-- START OF Document segment --

You are viewing a plain text version of this content. The canonical link for it is here.
Posted to issues@spark.apache.org by "Gengliang Wang (JIRA)" <ji...@apache.org> on 2019/05/02 23:51:00 UTC

[jira] [Created] (SPARK-27627) Make option "pathGlobFilter" as a general option for all file sources

Gengliang Wang created SPARK-27627:
--------------------------------------

             Summary: Make option "pathGlobFilter" as a general option for all file sources
                 Key: SPARK-27627
                 URL: https://issues.apache.org/jira/browse/SPARK-27627
             Project: Spark
          Issue Type: Improvement
          Components: SQL
    Affects Versions: 3.0.0
            Reporter: Gengliang Wang


Background:
The data source option "pathGlobFilter" is introduced for Binary file format: https://github.com/apache/spark/pull/24354 , which can be used for filtering file names, e.g. reading "*.png" files only while there is "*.json" files in the same directory.

-- END OF Document segment --
-- START OF Data section --

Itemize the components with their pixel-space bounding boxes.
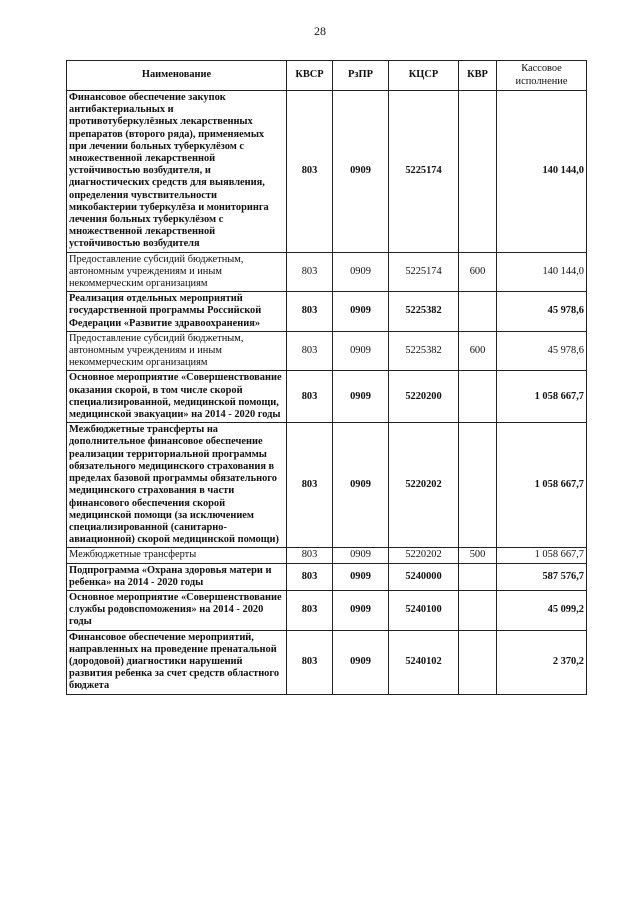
cell-kvr — [459, 590, 497, 630]
table-row — [67, 423, 587, 548]
cell-amount: 587 576,7 — [497, 563, 587, 590]
cell-kvr — [459, 371, 497, 423]
cell-amount: 140 144,0 — [497, 252, 587, 292]
cell-kvr: 600 — [459, 252, 497, 292]
cell-kvsr: 803 — [287, 630, 333, 694]
cell-kvsr: 803 — [287, 563, 333, 590]
header-kvsr: КВСР — [287, 61, 333, 91]
cell-kvsr: 803 — [287, 252, 333, 292]
cell-rzpr: 0909 — [333, 630, 389, 694]
cell-amount: 1 058 667,7 — [497, 371, 587, 423]
cell-amount: 45 978,6 — [497, 292, 587, 332]
header-name: Наименование — [67, 61, 287, 91]
cell-name: Основное мероприятие «Совершенствование оказания скорой, в том числе скорой специализированной, медицинской помощи, медицинской эвакуации» на 2014 - 2020 годы — [67, 371, 287, 423]
cell-kcsr: 5240102 — [389, 630, 459, 694]
table-row — [67, 371, 587, 423]
cell-kcsr: 5220202 — [389, 423, 459, 548]
cell-name: Межбюджетные трансферты на дополнительное финансовое обеспечение реализации территориальной программы обязательного медицинского страхования в пределах базовой программы обязательного медицинского страхования в части финансового обеспечения скорой медицинской помощи (за исключением специализированной (санитарно-авиационной) скорой медицинской помощи) — [67, 423, 287, 548]
cell-kvr — [459, 563, 497, 590]
cell-name: Межбюджетные трансферты — [67, 548, 287, 563]
cell-rzpr: 0909 — [333, 371, 389, 423]
cell-rzpr: 0909 — [333, 590, 389, 630]
cell-rzpr: 0909 — [333, 331, 389, 371]
cell-amount: 140 144,0 — [497, 91, 587, 253]
table-row — [67, 91, 587, 253]
cell-kcsr: 5225382 — [389, 331, 459, 371]
table-row — [67, 590, 587, 630]
budget-table — [66, 60, 587, 695]
cell-amount: 45 978,6 — [497, 331, 587, 371]
cell-kvsr: 803 — [287, 423, 333, 548]
cell-kvsr: 803 — [287, 292, 333, 332]
cell-rzpr: 0909 — [333, 292, 389, 332]
cell-kvsr: 803 — [287, 548, 333, 563]
cell-rzpr: 0909 — [333, 91, 389, 253]
page-number: 28 — [314, 24, 326, 38]
cell-kcsr: 5220202 — [389, 548, 459, 563]
table-header-row — [67, 61, 587, 91]
cell-kvr — [459, 630, 497, 694]
cell-rzpr: 0909 — [333, 548, 389, 563]
cell-kcsr: 5240000 — [389, 563, 459, 590]
cell-amount: 45 099,2 — [497, 590, 587, 630]
header-kcsr: КЦСР — [389, 61, 459, 91]
cell-kvsr: 803 — [287, 91, 333, 253]
cell-amount: 2 370,2 — [497, 630, 587, 694]
cell-name: Основное мероприятие «Совершенствование службы родовспоможения» на 2014 - 2020 годы — [67, 590, 287, 630]
header-cash-execution: Кассовое исполнение — [497, 61, 587, 91]
cell-kvr — [459, 292, 497, 332]
table-row — [67, 292, 587, 332]
cell-name: Финансовое обеспечение закупок антибактериальных и противотуберкулёзных лекарственных препаратов (второго ряда), применяемых при лечении больных туберкулёзом с множественной лекарственной устойчивостью возбудителя, и диагностических средств для выявления, определения чувствительности микобактерии туберкулёза и мониторинга лечения больных туберкулёзом с множественной лекарственной устойчивостью возбудителя — [67, 91, 287, 253]
header-kvr: КВР — [459, 61, 497, 91]
cell-rzpr: 0909 — [333, 563, 389, 590]
cell-kvr — [459, 423, 497, 548]
cell-name: Подпрограмма «Охрана здоровья матери и ребенка» на 2014 - 2020 годы — [67, 563, 287, 590]
cell-rzpr: 0909 — [333, 252, 389, 292]
cell-kvr: 600 — [459, 331, 497, 371]
cell-amount: 1 058 667,7 — [497, 423, 587, 548]
cell-kcsr: 5225174 — [389, 91, 459, 253]
cell-rzpr: 0909 — [333, 423, 389, 548]
header-rzpr: РзПР — [333, 61, 389, 91]
cell-name: Предоставление субсидий бюджетным, автономным учреждениям и иным некоммерческим организациям — [67, 252, 287, 292]
cell-name: Реализация отдельных мероприятий государственной программы Российской Федерации «Развитие здравоохранения» — [67, 292, 287, 332]
cell-kcsr: 5240100 — [389, 590, 459, 630]
cell-kvsr: 803 — [287, 590, 333, 630]
cell-kvsr: 803 — [287, 371, 333, 423]
cell-kvr — [459, 91, 497, 253]
cell-kvr: 500 — [459, 548, 497, 563]
cell-kvsr: 803 — [287, 331, 333, 371]
table-row — [67, 331, 587, 371]
table-row — [67, 630, 587, 694]
cell-name: Предоставление субсидий бюджетным, автономным учреждениям и иным некоммерческим организациям — [67, 331, 287, 371]
cell-kcsr: 5220200 — [389, 371, 459, 423]
table-row — [67, 548, 587, 563]
cell-amount: 1 058 667,7 — [497, 548, 587, 563]
cell-kcsr: 5225174 — [389, 252, 459, 292]
cell-kcsr: 5225382 — [389, 292, 459, 332]
table-row — [67, 252, 587, 292]
cell-name: Финансовое обеспечение мероприятий, направленных на проведение пренатальной (дородовой) диагностики нарушений развития ребенка за счет средств областного бюджета — [67, 630, 287, 694]
table-row — [67, 563, 587, 590]
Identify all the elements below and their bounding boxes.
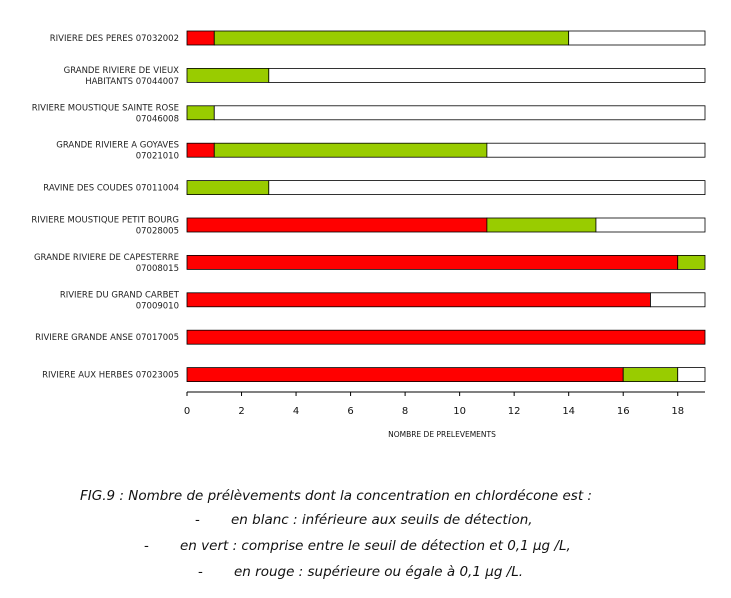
category-labels	[31, 34, 179, 381]
bar-segment-5-2	[187, 181, 269, 195]
bar-segment-6-1	[187, 218, 487, 232]
bar-segment-8-1	[187, 293, 650, 307]
bar-segment-1-2	[214, 31, 568, 45]
bar-segment-4-1	[187, 143, 214, 157]
bars-group	[187, 31, 705, 382]
bar-segment-6-3	[596, 218, 705, 232]
caption-item-green	[144, 538, 571, 554]
caption-item-red	[198, 564, 523, 580]
x-axis-title: NOMBRE DE PRELEVEMENTS	[388, 430, 496, 439]
bar-segment-3-3	[214, 106, 705, 120]
bar-segment-10-2	[623, 368, 678, 382]
category-label: GRANDE RIVIERE DE CAPESTERRE 07008015	[33, 252, 179, 274]
x-axis	[184, 392, 705, 417]
x-tick-label: 18	[671, 406, 685, 417]
bar-segment-1-1	[187, 31, 214, 45]
category-label: RIVIERE MOUSTIQUE SAINTE ROSE 07046008	[31, 103, 179, 125]
bar-segment-10-1	[187, 368, 623, 382]
bar-segment-5-3	[269, 181, 705, 195]
category-label: RIVIERE MOUSTIQUE PETIT BOURG 07028005	[31, 215, 179, 237]
caption-white-text: en blanc : inférieure aux seuils de détection,	[231, 512, 533, 528]
bar-segment-4-2	[214, 143, 487, 157]
bar-segment-7-2	[678, 255, 705, 269]
bar-segment-8-3	[650, 293, 705, 307]
caption-dash: -	[144, 538, 149, 554]
category-label: RIVIERE DU GRAND CARBET 07009010	[59, 290, 179, 312]
category-label: RIVIERE AUX HERBES 07023005	[42, 370, 179, 381]
bar-segment-1-3	[569, 31, 705, 45]
x-tick-label: 12	[507, 406, 521, 417]
bar-segment-2-3	[269, 68, 705, 82]
category-label: RIVIERE DES PERES 07032002	[49, 34, 179, 44]
caption-green-text: en vert : comprise entre le seuil de détection et 0,1 µg /L,	[180, 538, 571, 554]
caption-title: FIG.9 : Nombre de prélèvements dont la concentration en chlordécone est :	[80, 488, 592, 504]
caption-dash: -	[198, 564, 203, 580]
x-tick-label: 14	[562, 406, 576, 417]
x-tick-label: 8	[401, 406, 409, 417]
category-label: GRANDE RIVIERE A GOYAVES 07021010	[56, 140, 179, 162]
x-tick-label: 4	[292, 406, 300, 417]
x-tick-label: 2	[238, 406, 245, 417]
x-tick-label: 0	[183, 406, 191, 417]
x-tick-label: 10	[453, 406, 466, 417]
bar-segment-6-2	[487, 218, 596, 232]
category-label: RAVINE DES COUDES 07011004	[43, 183, 179, 194]
x-tick-label: 6	[347, 406, 354, 417]
bar-segment-3-2	[187, 106, 214, 120]
caption-dash: -	[195, 512, 200, 528]
bar-segment-9-1	[187, 330, 705, 344]
bar-segment-7-1	[187, 255, 678, 269]
category-label: RIVIERE GRANDE ANSE 07017005	[35, 333, 179, 344]
caption-red-text: en rouge : supérieure ou égale à 0,1 µg /L.	[234, 564, 524, 580]
bar-segment-10-3	[678, 368, 705, 382]
bar-segment-2-2	[187, 68, 269, 82]
caption-item-white	[195, 512, 533, 528]
x-tick-label: 16	[616, 406, 630, 417]
category-label: GRANDE RIVIERE DE VIEUX HABITANTS 07044007	[63, 65, 179, 87]
bar-segment-4-3	[487, 143, 705, 157]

-- END OF Data section --

_Task instructions_.
a – Translate this sentence from the Spark JIRA issue into Spanish: "You are viewing a plain text version of this content."
b – Continue the Spark JIRA issue on the "pathGlobFilter" option, starting right after its final sentence.

_Expected responses_.
a – Está viendo una versión en texto plano de este contenido.

b –
Proposal:
Make the option "pathGlobFilter" as a general option for all file sources. The path filtering should happen in the path globbing on Driver.

Motivation:
Filtering the file path names in file scan tasks on executors is kind of ugly. 

Impact:
1. The splitting of file partitions will be more balanced.
2. The metrics of file scan will be more accurate.
3. Users can use the option for reading other file sources.



--
This message was sent by Atlassian JIRA
(v7.6.3#76005)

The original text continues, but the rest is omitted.